- **Direction**: Update the Metropolis-Hastings code from "# Score the" up to and including "results['all_scores'].append(score)" by putting "prev_score" wherever "current_score" appears.

0.0007289680406400011

In [191]:
def prob_votes(grid, demo, observed):
    """
    Find the probability that a grid produced
    the observed number of votes that a candidate
    received in a given election, with a given
    probabilistic grid.
    
    grid (NumPy array): the probabilistic grid for the precinct
    and candidate
    demo (dict): the demographics of the district
    observed (int): the observed number of votes the candidate received
    
    return: the probability that a grid produced the observed outcomes
    """
    probs = grid.flatten()
    grid_prob = 0
    for flat_index, prob in enumerate(probs):
        vote_prob = get_vote_probability(flat_index, grid, demo, observed)
        grid_prob += vote_prob * prob
        
    return grid_prob

In [200]:
prob_votes(test_grid, test_demo, test_observed)

0.5336203195517829

### `mcmc`
Run a Markov Chain Monte Carlo method on a state space of grids.

In [240]:
def metropolis_hastings(n_iter, initial_grid, observed_votes, demo, 
                        update_type='uniform', scoring_type='prob', 
                        burn=0.1, epsilon=0.01):
    """
    Run the Metropolis-Hastings MCMC algorithm to sample the space
    of probabilistic demographic grids in the discrete
    voter model.
    
    n_iter (int): the number of iterations to run
    initial_grid (NumPy array): the probabilistic grid to start with
    observed_votes (int): the number of votes a candidate got in an election
    demo (dict): the demographics of the district
    update_type (string): the type of update to apply to the grid. One of:
        1. uniform (default): add a uniform random variable to each cell then re-normalize
        2. shuffle: shuffle the matrix (O(n))
        3. right: shift epsilon of weight to the right
        4. left: shift epsilon of weight to the left
    scoring_type (string): the type of scoring to use. One of:
        1. prob (default): score by the probability of a grid to produce the outcome
        2. expec: score by the difference in the outcome and the expectation of a grid
    burn (float): the fraction of the first samples to discard
    epsilon (float): the value to laterally shift the grid by
    
    return: a dictionary of the best scoring grid, the highest score it received,
    and a list of all the grids explored and their scores
    """
    grid = initial_grid
    current_score = 0
    results = {'best_grid': grid, 
               'best_score': current_score, 
               'all_grids': [grid], 
               'all_scores': [current_score]}
    
    # Iterate
    for _ in range(n_iter):
        # Generate a candidate
        candidate = shift_weight(grid, shift_type=update_type, epsilon=epsilon)
        
        # Score the candidate and accept or reject
        if scoring_type == 'prob':
            score = prob_votes(candidate, demo, observed_votes)
            
        else:
            expectation = expec_votes(candidate, demo)
            score = abs(observed_votes - expectation)
        
        # Accept if higher than the current score, or with that probability
        # if lower, and implicitly reject
        if score >= current_score or (score / current_score) > random.uniform(0, 1):
            grid = candidate
            results['all_grids'].append(grid)
            results['all_scores'].append(score)
            # Check the best score
            if score >= results['best_score']:
                results['best_score'] = score
                results['best_grid'] = grid
    
    return results

In [258]:
test_results = metropolis_hastings(100, test_grid, test_observed, test_demo, scoring_type='expec')

In [259]:
test_results['best_score']

0.35010762879240964

- **Entries provided**:
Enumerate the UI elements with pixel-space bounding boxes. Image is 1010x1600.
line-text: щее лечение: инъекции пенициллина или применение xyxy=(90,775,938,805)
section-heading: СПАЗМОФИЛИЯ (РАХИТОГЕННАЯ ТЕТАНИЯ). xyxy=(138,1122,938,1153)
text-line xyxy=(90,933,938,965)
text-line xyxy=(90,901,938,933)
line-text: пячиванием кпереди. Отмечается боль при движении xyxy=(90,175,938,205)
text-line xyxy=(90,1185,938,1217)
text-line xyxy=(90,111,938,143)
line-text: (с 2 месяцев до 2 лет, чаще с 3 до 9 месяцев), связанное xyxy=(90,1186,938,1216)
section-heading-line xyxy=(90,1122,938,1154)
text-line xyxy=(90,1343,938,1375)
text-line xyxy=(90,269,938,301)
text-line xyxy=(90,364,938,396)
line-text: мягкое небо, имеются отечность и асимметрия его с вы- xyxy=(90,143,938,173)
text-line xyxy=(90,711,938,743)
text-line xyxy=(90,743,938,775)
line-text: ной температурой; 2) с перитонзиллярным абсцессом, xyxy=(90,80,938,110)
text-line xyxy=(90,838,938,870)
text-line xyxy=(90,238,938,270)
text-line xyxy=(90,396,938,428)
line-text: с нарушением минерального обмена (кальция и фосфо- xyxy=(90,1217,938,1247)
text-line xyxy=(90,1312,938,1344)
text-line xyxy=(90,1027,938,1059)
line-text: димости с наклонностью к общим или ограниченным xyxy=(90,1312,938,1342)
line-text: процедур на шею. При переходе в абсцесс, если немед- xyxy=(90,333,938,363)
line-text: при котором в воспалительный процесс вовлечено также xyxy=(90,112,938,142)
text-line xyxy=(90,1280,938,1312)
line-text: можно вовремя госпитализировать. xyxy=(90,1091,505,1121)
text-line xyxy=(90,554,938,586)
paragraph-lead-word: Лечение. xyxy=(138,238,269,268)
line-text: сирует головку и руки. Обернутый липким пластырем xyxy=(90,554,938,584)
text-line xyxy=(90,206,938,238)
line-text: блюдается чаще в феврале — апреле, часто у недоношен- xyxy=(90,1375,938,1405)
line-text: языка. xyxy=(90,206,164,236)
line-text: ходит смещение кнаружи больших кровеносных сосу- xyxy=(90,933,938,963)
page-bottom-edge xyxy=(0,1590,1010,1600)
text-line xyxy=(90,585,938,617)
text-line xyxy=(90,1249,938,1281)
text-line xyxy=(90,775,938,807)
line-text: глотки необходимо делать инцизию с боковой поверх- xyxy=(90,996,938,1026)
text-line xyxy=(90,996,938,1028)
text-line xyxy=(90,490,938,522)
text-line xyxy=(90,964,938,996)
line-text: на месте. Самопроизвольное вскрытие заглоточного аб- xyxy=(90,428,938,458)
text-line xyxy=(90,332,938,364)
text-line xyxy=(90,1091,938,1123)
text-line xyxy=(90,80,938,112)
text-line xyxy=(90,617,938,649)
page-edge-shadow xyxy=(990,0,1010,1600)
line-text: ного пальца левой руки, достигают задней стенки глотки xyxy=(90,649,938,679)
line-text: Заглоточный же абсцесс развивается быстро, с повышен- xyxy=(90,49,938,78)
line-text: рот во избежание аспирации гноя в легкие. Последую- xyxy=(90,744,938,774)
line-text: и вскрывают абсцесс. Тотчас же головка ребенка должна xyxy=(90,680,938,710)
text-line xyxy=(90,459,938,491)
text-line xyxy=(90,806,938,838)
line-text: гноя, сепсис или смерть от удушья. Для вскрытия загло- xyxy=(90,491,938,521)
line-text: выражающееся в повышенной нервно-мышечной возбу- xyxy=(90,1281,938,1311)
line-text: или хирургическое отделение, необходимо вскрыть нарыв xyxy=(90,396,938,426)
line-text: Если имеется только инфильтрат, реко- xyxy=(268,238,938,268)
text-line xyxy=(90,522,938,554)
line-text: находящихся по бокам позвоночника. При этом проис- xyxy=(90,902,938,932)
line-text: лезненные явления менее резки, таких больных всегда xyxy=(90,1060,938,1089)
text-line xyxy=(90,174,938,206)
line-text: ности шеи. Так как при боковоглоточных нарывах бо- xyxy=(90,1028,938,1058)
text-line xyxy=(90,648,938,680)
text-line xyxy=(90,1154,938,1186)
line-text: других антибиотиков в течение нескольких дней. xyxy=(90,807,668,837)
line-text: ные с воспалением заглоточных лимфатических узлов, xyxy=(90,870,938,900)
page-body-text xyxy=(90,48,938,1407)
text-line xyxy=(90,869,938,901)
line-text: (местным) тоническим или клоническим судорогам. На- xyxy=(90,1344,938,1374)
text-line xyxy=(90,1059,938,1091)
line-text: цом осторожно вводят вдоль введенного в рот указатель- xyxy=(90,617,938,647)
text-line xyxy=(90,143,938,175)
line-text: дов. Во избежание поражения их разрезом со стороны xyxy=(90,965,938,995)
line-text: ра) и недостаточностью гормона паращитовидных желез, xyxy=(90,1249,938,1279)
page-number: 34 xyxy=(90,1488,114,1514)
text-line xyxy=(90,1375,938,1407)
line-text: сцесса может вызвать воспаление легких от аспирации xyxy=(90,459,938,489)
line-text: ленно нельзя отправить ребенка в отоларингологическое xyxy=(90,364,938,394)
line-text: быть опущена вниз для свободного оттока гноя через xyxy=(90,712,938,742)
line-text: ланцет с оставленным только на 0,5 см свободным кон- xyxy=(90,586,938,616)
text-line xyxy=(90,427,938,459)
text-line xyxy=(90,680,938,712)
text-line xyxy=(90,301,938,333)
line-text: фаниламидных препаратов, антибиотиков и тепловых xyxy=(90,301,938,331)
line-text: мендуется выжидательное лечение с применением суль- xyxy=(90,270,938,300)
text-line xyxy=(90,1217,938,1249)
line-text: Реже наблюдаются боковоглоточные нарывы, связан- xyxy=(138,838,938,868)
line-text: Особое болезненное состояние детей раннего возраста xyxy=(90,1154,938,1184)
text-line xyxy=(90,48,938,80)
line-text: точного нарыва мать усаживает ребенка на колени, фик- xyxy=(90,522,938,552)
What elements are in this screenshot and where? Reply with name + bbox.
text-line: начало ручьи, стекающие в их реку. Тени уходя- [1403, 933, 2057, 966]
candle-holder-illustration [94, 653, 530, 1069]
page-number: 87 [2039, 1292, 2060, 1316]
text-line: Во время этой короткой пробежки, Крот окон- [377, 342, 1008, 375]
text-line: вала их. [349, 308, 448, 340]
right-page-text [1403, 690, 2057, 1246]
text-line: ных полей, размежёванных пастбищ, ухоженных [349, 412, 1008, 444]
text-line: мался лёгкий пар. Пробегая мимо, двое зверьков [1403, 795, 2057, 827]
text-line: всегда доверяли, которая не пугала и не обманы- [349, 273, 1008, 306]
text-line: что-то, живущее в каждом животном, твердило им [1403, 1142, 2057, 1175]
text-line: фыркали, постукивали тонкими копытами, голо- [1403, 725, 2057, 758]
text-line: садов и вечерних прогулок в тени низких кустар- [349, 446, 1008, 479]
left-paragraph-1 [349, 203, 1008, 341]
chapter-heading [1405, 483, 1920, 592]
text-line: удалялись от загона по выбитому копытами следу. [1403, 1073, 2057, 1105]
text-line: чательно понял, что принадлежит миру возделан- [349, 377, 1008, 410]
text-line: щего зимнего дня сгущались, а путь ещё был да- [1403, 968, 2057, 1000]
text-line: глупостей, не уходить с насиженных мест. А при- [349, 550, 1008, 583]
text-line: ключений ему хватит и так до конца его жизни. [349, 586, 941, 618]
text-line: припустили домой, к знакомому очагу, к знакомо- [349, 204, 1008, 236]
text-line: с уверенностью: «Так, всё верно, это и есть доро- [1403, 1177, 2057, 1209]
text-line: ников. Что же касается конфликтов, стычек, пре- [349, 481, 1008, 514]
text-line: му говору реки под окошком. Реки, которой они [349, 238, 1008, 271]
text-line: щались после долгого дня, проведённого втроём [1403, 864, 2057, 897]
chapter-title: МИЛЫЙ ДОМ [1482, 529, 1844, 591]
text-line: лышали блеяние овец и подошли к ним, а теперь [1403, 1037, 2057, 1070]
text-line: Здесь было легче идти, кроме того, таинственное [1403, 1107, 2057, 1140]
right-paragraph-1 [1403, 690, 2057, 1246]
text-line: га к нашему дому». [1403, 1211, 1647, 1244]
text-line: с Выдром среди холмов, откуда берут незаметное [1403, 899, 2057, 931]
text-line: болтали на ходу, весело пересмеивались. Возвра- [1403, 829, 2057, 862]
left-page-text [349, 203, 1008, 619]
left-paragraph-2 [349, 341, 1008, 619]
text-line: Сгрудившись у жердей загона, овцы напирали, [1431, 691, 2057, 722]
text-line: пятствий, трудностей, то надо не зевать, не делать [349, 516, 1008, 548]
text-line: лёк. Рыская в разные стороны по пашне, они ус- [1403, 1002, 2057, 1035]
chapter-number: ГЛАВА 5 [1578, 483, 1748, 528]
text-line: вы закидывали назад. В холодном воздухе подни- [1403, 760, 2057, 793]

- **Response to the task**:
# Score the candidate and accept or reject
        if scoring_type == 'prob':
            score = prob_votes(candidate, demo, observed_votes)
            
        else:
            expectation = expec_votes(candidate, demo)
            score = abs(observed_votes - expectation)
        
        # Accept if higher than the current score, or with that probability
        # if lower, and implicitly reject
        if score >= prev_score or (score / prev_score) > random.uniform(0, 1):
            grid = candidate
            results['all_grids'].append(grid)
            results['all_scores'].append(score)